═════ Exercise material

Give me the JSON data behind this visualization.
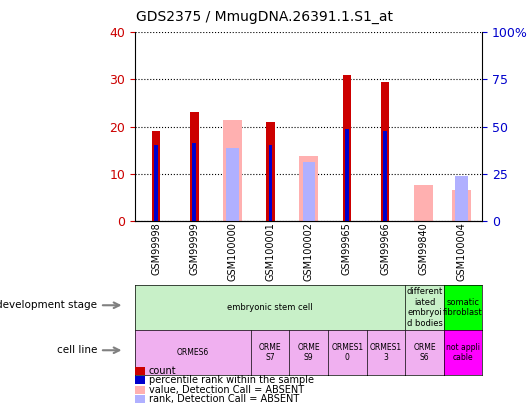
{
  "title": "GDS2375 / MmugDNA.26391.1.S1_at",
  "samples": [
    "GSM99998",
    "GSM99999",
    "GSM100000",
    "GSM100001",
    "GSM100002",
    "GSM99965",
    "GSM99966",
    "GSM99840",
    "GSM100004"
  ],
  "count": [
    19,
    23,
    null,
    21,
    null,
    31,
    29.5,
    null,
    null
  ],
  "percentile_rank": [
    16,
    16.5,
    null,
    16,
    null,
    19.5,
    19,
    null,
    null
  ],
  "absent_value": [
    null,
    null,
    21.5,
    null,
    13.8,
    null,
    null,
    7.5,
    6.5
  ],
  "absent_rank": [
    null,
    null,
    15.5,
    null,
    12.5,
    null,
    null,
    null,
    9.5
  ],
  "ylim_left": [
    0,
    40
  ],
  "ylim_right": [
    0,
    100
  ],
  "yticks_left": [
    0,
    10,
    20,
    30,
    40
  ],
  "yticks_right": [
    0,
    25,
    50,
    75,
    100
  ],
  "ytick_labels_right": [
    "0",
    "25",
    "50",
    "75",
    "100%"
  ],
  "bar_width": 0.5,
  "color_count": "#cc0000",
  "color_rank": "#0000cc",
  "color_absent_value": "#ffb0b0",
  "color_absent_rank": "#b0b0ff",
  "tick_color_left": "#cc0000",
  "tick_color_right": "#0000cc",
  "dev_groups": [
    {
      "label": "embryonic stem cell",
      "start": 0,
      "end": 7,
      "color": "#c8f0c8"
    },
    {
      "label": "different\niated\nembryoi\nd bodies",
      "start": 7,
      "end": 8,
      "color": "#c8f0c8"
    },
    {
      "label": "somatic\nfibroblast",
      "start": 8,
      "end": 9,
      "color": "#00ff00"
    }
  ],
  "cell_groups": [
    {
      "label": "ORMES6",
      "start": 0,
      "end": 3,
      "color": "#f0b0f0"
    },
    {
      "label": "ORME\nS7",
      "start": 3,
      "end": 4,
      "color": "#f0b0f0"
    },
    {
      "label": "ORME\nS9",
      "start": 4,
      "end": 5,
      "color": "#f0b0f0"
    },
    {
      "label": "ORMES1\n0",
      "start": 5,
      "end": 6,
      "color": "#f0b0f0"
    },
    {
      "label": "ORMES1\n3",
      "start": 6,
      "end": 7,
      "color": "#f0b0f0"
    },
    {
      "label": "ORME\nS6",
      "start": 7,
      "end": 8,
      "color": "#f0b0f0"
    },
    {
      "label": "not appli\ncable",
      "start": 8,
      "end": 9,
      "color": "#ff00ff"
    }
  ],
  "legend_items": [
    {
      "color": "#cc0000",
      "label": "count"
    },
    {
      "color": "#0000cc",
      "label": "percentile rank within the sample"
    },
    {
      "color": "#ffb0b0",
      "label": "value, Detection Call = ABSENT"
    },
    {
      "color": "#b0b0ff",
      "label": "rank, Detection Call = ABSENT"
    }
  ]
}
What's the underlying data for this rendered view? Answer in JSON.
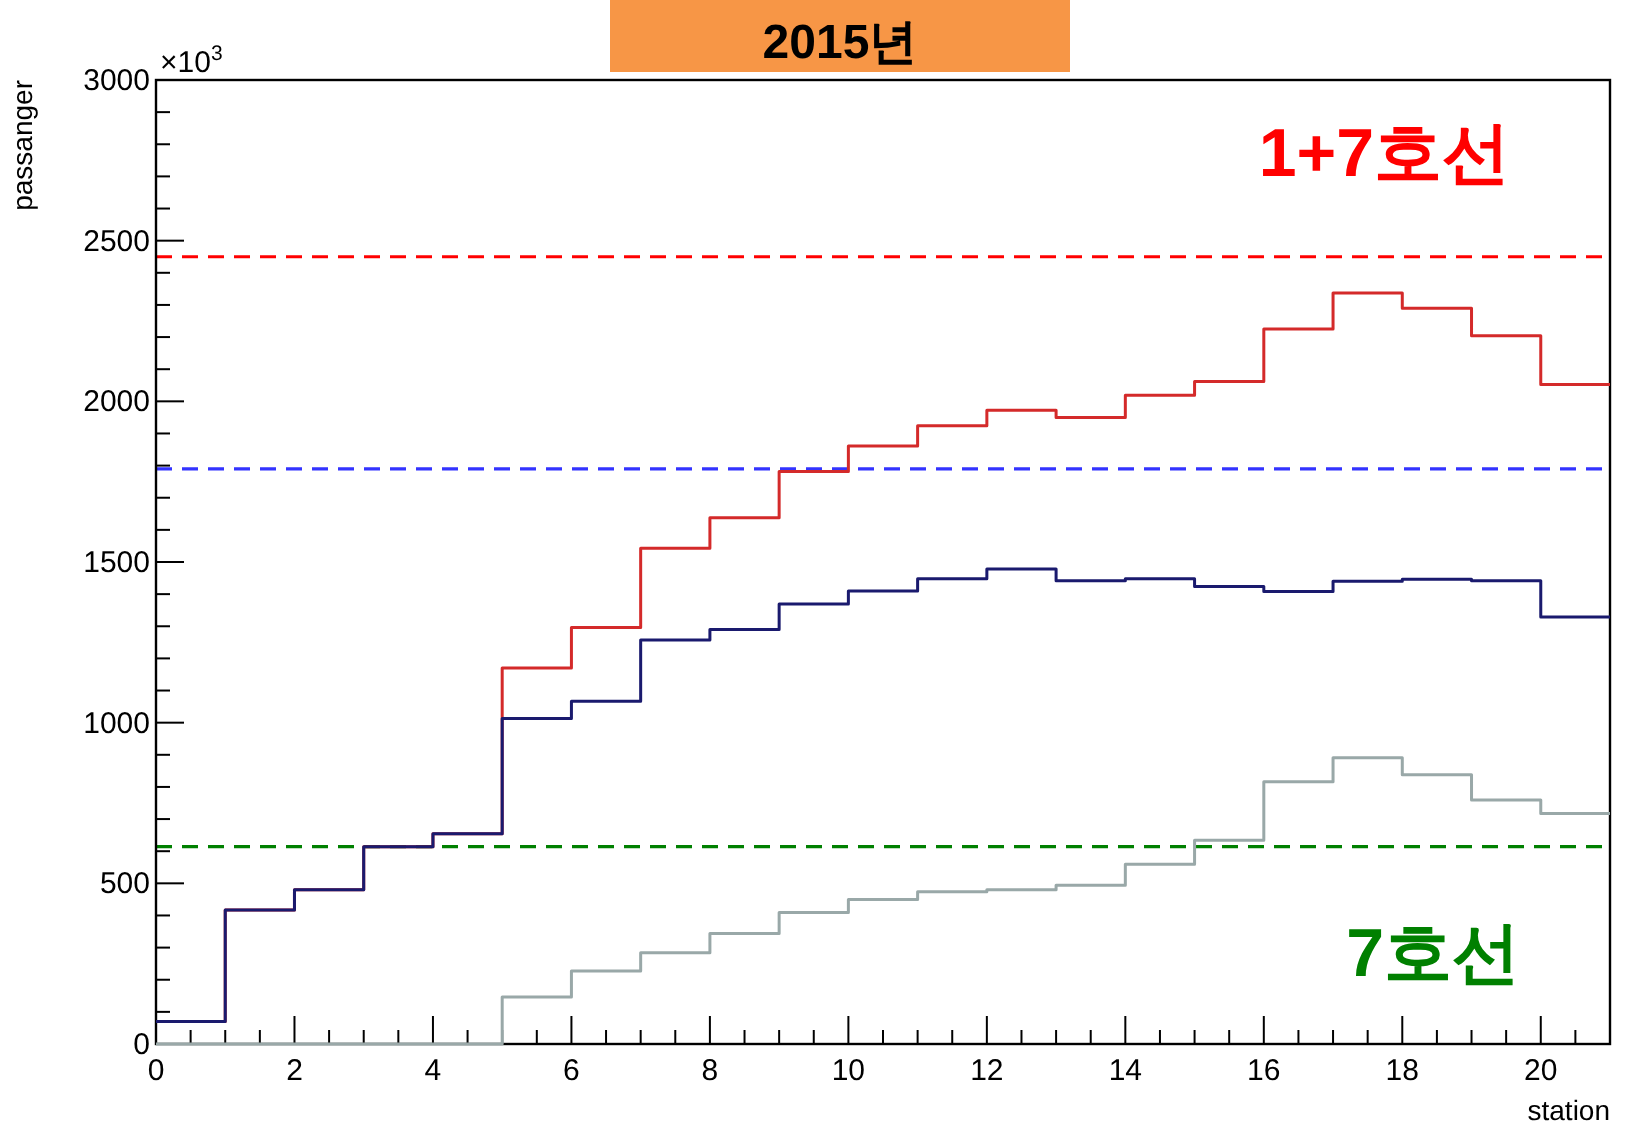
{
  "chart_data": {
    "type": "histogram",
    "title": "2015년",
    "xlabel": "station",
    "ylabel": "passanger",
    "bins": [
      0,
      1,
      2,
      3,
      4,
      5,
      6,
      7,
      8,
      9,
      10,
      11,
      12,
      13,
      14,
      15,
      16,
      17,
      18,
      19,
      20,
      21
    ],
    "series": [
      {
        "color": "#d42a2a",
        "values": [
          70,
          417,
          480,
          614,
          654,
          1170,
          1296,
          1543,
          1638,
          1782,
          1861,
          1924,
          1972,
          1950,
          2019,
          2062,
          2225,
          2337,
          2290,
          2204,
          2052
        ]
      },
      {
        "color": "#1a1a6e",
        "values": [
          70,
          417,
          480,
          614,
          654,
          1013,
          1067,
          1257,
          1290,
          1369,
          1410,
          1448,
          1478,
          1442,
          1448,
          1424,
          1408,
          1440,
          1446,
          1442,
          1329
        ]
      },
      {
        "color": "#99a8a8",
        "values": [
          0,
          0,
          0,
          0,
          0,
          146,
          227,
          284,
          344,
          409,
          450,
          474,
          480,
          494,
          559,
          634,
          816,
          891,
          838,
          759,
          717
        ]
      }
    ],
    "ref_lines": [
      {
        "axis": "y",
        "value": 2450,
        "color": "#ff0000",
        "line_style": "dashed"
      },
      {
        "axis": "y",
        "value": 1790,
        "color": "#3333ff",
        "line_style": "dashed"
      },
      {
        "axis": "y",
        "value": 614,
        "color": "#008000",
        "line_style": "dashed"
      }
    ],
    "annotations": [
      "×10$^{3}$",
      "1+7호선",
      "7호선"
    ],
    "xlim": [
      0,
      21
    ],
    "xticks": [
      0,
      2,
      4,
      6,
      8,
      10,
      12,
      14,
      16,
      18,
      20
    ],
    "ylim": [
      0,
      3000
    ],
    "yticks": [
      0,
      500,
      1000,
      1500,
      2000,
      2500,
      3000
    ],
    "grid": false
  }
}
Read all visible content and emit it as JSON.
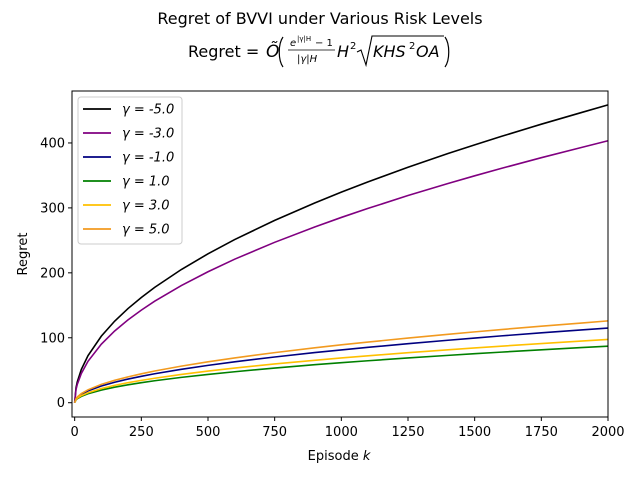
{
  "chart_data": {
    "type": "line",
    "title": "Regret of BVVI under Various Risk Levels",
    "subtitle": "Regret = Õ(e^{|γ|H}−1 / |γ|H · H² √(KHS²OA))",
    "xlabel": "Episode k",
    "ylabel": "Regret",
    "xlim": [
      -10,
      2000
    ],
    "ylim": [
      -22,
      480
    ],
    "xticks": [
      0,
      250,
      500,
      750,
      1000,
      1250,
      1500,
      1750,
      2000
    ],
    "yticks": [
      0,
      100,
      200,
      300,
      400
    ],
    "grid": false,
    "legend_position": "top-left",
    "x": [
      0,
      5,
      10,
      25,
      50,
      100,
      150,
      200,
      250,
      300,
      400,
      500,
      600,
      750,
      900,
      1000,
      1100,
      1250,
      1400,
      1500,
      1600,
      1750,
      1900,
      2000
    ],
    "series": [
      {
        "name": "γ = -5.0",
        "color": "#000000",
        "values": [
          0.0,
          22.9,
          32.4,
          51.3,
          72.5,
          102.5,
          125.6,
          145.0,
          162.1,
          177.6,
          205.1,
          229.3,
          251.2,
          280.8,
          307.6,
          324.3,
          340.1,
          362.6,
          383.7,
          397.1,
          410.1,
          428.9,
          446.8,
          458.6
        ]
      },
      {
        "name": "γ = -3.0",
        "color": "#800080",
        "values": [
          0.0,
          20.2,
          28.5,
          45.1,
          63.8,
          90.2,
          110.5,
          127.6,
          142.6,
          156.3,
          180.4,
          201.7,
          221.0,
          247.0,
          270.6,
          285.3,
          299.2,
          319.0,
          337.5,
          349.4,
          360.8,
          377.3,
          393.0,
          403.4
        ]
      },
      {
        "name": "γ = -1.0",
        "color": "#000080",
        "values": [
          0.0,
          5.8,
          8.1,
          12.9,
          18.2,
          25.7,
          31.5,
          36.4,
          40.7,
          44.6,
          51.4,
          57.5,
          63.0,
          70.4,
          77.2,
          81.3,
          85.3,
          90.9,
          96.2,
          99.6,
          102.9,
          107.6,
          112.1,
          115.0
        ]
      },
      {
        "name": "γ = 1.0",
        "color": "#008000",
        "values": [
          0.0,
          4.3,
          6.2,
          9.7,
          13.8,
          19.5,
          23.9,
          27.6,
          30.8,
          33.8,
          39.0,
          43.6,
          47.7,
          53.4,
          58.5,
          61.6,
          64.6,
          68.9,
          72.9,
          75.5,
          77.9,
          81.5,
          84.9,
          87.1
        ]
      },
      {
        "name": "γ = 3.0",
        "color": "#FFC000",
        "values": [
          0.0,
          4.9,
          6.9,
          10.9,
          15.4,
          21.8,
          26.7,
          30.8,
          34.4,
          37.7,
          43.6,
          48.7,
          53.4,
          59.7,
          65.3,
          68.9,
          72.2,
          77.0,
          81.5,
          84.4,
          87.1,
          91.1,
          94.9,
          97.4
        ]
      },
      {
        "name": "γ = 5.0",
        "color": "#F29A1F",
        "values": [
          0.0,
          6.3,
          8.9,
          14.1,
          19.9,
          28.2,
          34.5,
          39.8,
          44.5,
          48.8,
          56.3,
          63.0,
          69.0,
          77.1,
          84.5,
          89.1,
          93.4,
          99.6,
          105.4,
          109.1,
          112.7,
          117.8,
          122.7,
          126.0
        ]
      }
    ]
  }
}
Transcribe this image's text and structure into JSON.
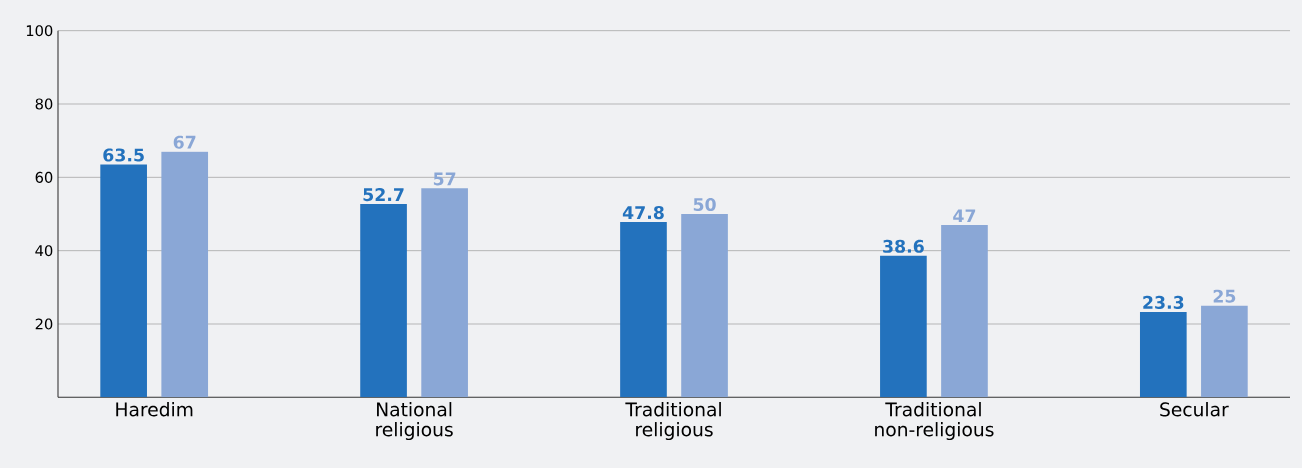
{
  "chart_data": {
    "type": "bar",
    "categories": [
      "Haredim",
      "National religious",
      "Traditional religious",
      "Traditional non-religious",
      "Secular"
    ],
    "series": [
      {
        "color": "#2372bd",
        "values": [
          63.5,
          52.7,
          47.8,
          38.6,
          23.3
        ]
      },
      {
        "color": "#8aa7d6",
        "values": [
          67,
          57,
          50,
          47,
          25
        ]
      }
    ],
    "ylim": [
      0,
      100
    ],
    "yticks": [
      20,
      40,
      60,
      80,
      100
    ],
    "grid": "y",
    "data_labels": true
  }
}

══════════

- Given problem
Copy in full each line that holds the word "Detection".

- Full answer
      "label": "value, Detection Call = ABSENT"
      "label": "rank, Detection Call = ABSENT"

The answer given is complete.